> [PROBLEM TO WORK ON]:
Restate all the material verbatim, except for the pictures.

* start *

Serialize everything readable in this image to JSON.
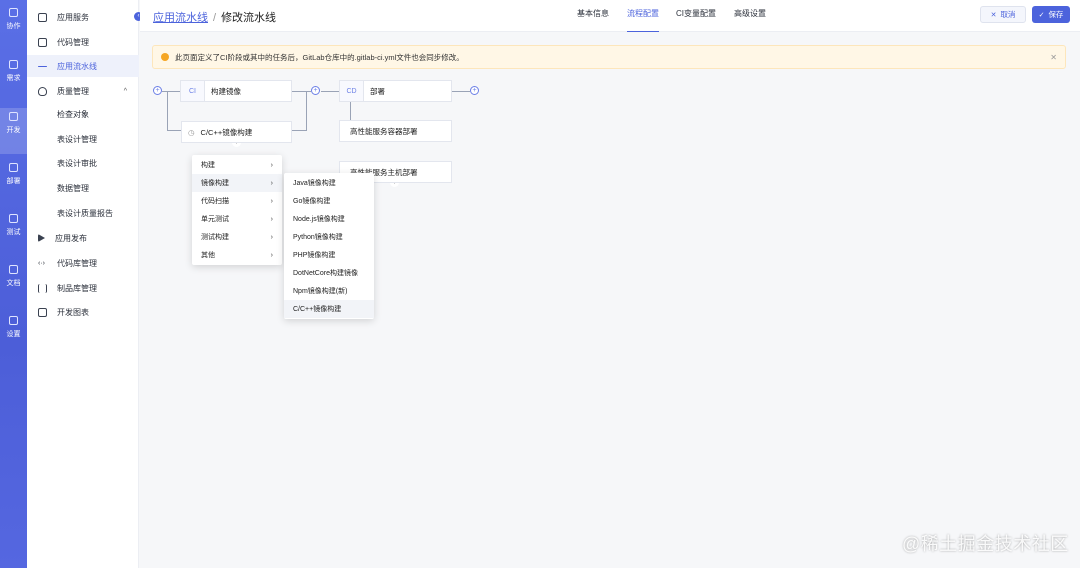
{
  "rail": {
    "items": [
      {
        "label": "协作",
        "icon": "bell-icon"
      },
      {
        "label": "需求",
        "icon": "layers-icon"
      },
      {
        "label": "开发",
        "icon": "code-icon"
      },
      {
        "label": "部署",
        "icon": "gear-icon"
      },
      {
        "label": "测试",
        "icon": "clipboard-icon"
      },
      {
        "label": "文档",
        "icon": "inbox-icon"
      },
      {
        "label": "设置",
        "icon": "server-icon"
      }
    ]
  },
  "sidebar": {
    "items": [
      {
        "label": "应用服务"
      },
      {
        "label": "代码管理"
      },
      {
        "label": "应用流水线"
      },
      {
        "label": "质量管理"
      },
      {
        "label": "检查对象"
      },
      {
        "label": "表设计管理"
      },
      {
        "label": "表设计审批"
      },
      {
        "label": "数据管理"
      },
      {
        "label": "表设计质量报告"
      },
      {
        "label": "应用发布"
      },
      {
        "label": "代码库管理"
      },
      {
        "label": "制品库管理"
      },
      {
        "label": "开发图表"
      }
    ]
  },
  "header": {
    "breadcrumb_link": "应用流水线",
    "breadcrumb_sep": "/",
    "breadcrumb_current": "修改流水线",
    "tabs": [
      {
        "label": "基本信息"
      },
      {
        "label": "流程配置"
      },
      {
        "label": "CI变量配置"
      },
      {
        "label": "高级设置"
      }
    ],
    "cancel_label": "取消",
    "save_label": "保存"
  },
  "notice": {
    "text": "此页面定义了CI阶段或其中的任务后，GitLab仓库中的.gitlab-ci.yml文件也会同步修改。"
  },
  "pipeline": {
    "ci_tag": "CI",
    "ci_stage_label": "构建镜像",
    "ci_job_label": "C/C++镜像构建",
    "cd_tag": "CD",
    "cd_stage_label": "部署",
    "cd_job_1": "高性能服务容器部署",
    "cd_job_2": "高性能服务主机部署"
  },
  "menu_primary": {
    "items": [
      {
        "label": "构建"
      },
      {
        "label": "镜像构建"
      },
      {
        "label": "代码扫描"
      },
      {
        "label": "单元测试"
      },
      {
        "label": "测试构建"
      },
      {
        "label": "其他"
      }
    ]
  },
  "menu_secondary": {
    "items": [
      {
        "label": "Java镜像构建"
      },
      {
        "label": "Go镜像构建"
      },
      {
        "label": "Node.js镜像构建"
      },
      {
        "label": "Python镜像构建"
      },
      {
        "label": "PHP镜像构建"
      },
      {
        "label": "DotNetCore构建镜像"
      },
      {
        "label": "Npm镜像构建(新)"
      },
      {
        "label": "C/C++镜像构建"
      }
    ]
  },
  "watermark": "@稀土掘金技术社区",
  "colors": {
    "accent": "#4c63dc",
    "rail": "#5a6fe6",
    "warning": "#f5a623"
  }
}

* end *

> [SOLUTION BELOW]:
Serialize everything readable in this image to JSON.
{
  "rail": {
    "items": [
      {
        "label": "协作",
        "icon": "bell-icon"
      },
      {
        "label": "需求",
        "icon": "layers-icon"
      },
      {
        "label": "开发",
        "icon": "code-icon"
      },
      {
        "label": "部署",
        "icon": "gear-icon"
      },
      {
        "label": "测试",
        "icon": "clipboard-icon"
      },
      {
        "label": "文档",
        "icon": "inbox-icon"
      },
      {
        "label": "设置",
        "icon": "server-icon"
      }
    ]
  },
  "sidebar": {
    "items": [
      {
        "label": "应用服务"
      },
      {
        "label": "代码管理"
      },
      {
        "label": "应用流水线"
      },
      {
        "label": "质量管理"
      },
      {
        "label": "检查对象"
      },
      {
        "label": "表设计管理"
      },
      {
        "label": "表设计审批"
      },
      {
        "label": "数据管理"
      },
      {
        "label": "表设计质量报告"
      },
      {
        "label": "应用发布"
      },
      {
        "label": "代码库管理"
      },
      {
        "label": "制品库管理"
      },
      {
        "label": "开发图表"
      }
    ]
  },
  "header": {
    "breadcrumb_link": "应用流水线",
    "breadcrumb_sep": "/",
    "breadcrumb_current": "修改流水线",
    "tabs": [
      {
        "label": "基本信息"
      },
      {
        "label": "流程配置"
      },
      {
        "label": "CI变量配置"
      },
      {
        "label": "高级设置"
      }
    ],
    "cancel_label": "取消",
    "save_label": "保存"
  },
  "notice": {
    "text": "此页面定义了CI阶段或其中的任务后，GitLab仓库中的.gitlab-ci.yml文件也会同步修改。"
  },
  "pipeline": {
    "ci_tag": "CI",
    "ci_stage_label": "构建镜像",
    "ci_job_label": "C/C++镜像构建",
    "cd_tag": "CD",
    "cd_stage_label": "部署",
    "cd_job_1": "高性能服务容器部署",
    "cd_job_2": "高性能服务主机部署"
  },
  "menu_primary": {
    "items": [
      {
        "label": "构建"
      },
      {
        "label": "镜像构建"
      },
      {
        "label": "代码扫描"
      },
      {
        "label": "单元测试"
      },
      {
        "label": "测试构建"
      },
      {
        "label": "其他"
      }
    ]
  },
  "menu_secondary": {
    "items": [
      {
        "label": "Java镜像构建"
      },
      {
        "label": "Go镜像构建"
      },
      {
        "label": "Node.js镜像构建"
      },
      {
        "label": "Python镜像构建"
      },
      {
        "label": "PHP镜像构建"
      },
      {
        "label": "DotNetCore构建镜像"
      },
      {
        "label": "Npm镜像构建(新)"
      },
      {
        "label": "C/C++镜像构建"
      }
    ]
  },
  "watermark": "@稀土掘金技术社区",
  "colors": {
    "accent": "#4c63dc",
    "rail": "#5a6fe6",
    "warning": "#f5a623"
  }
}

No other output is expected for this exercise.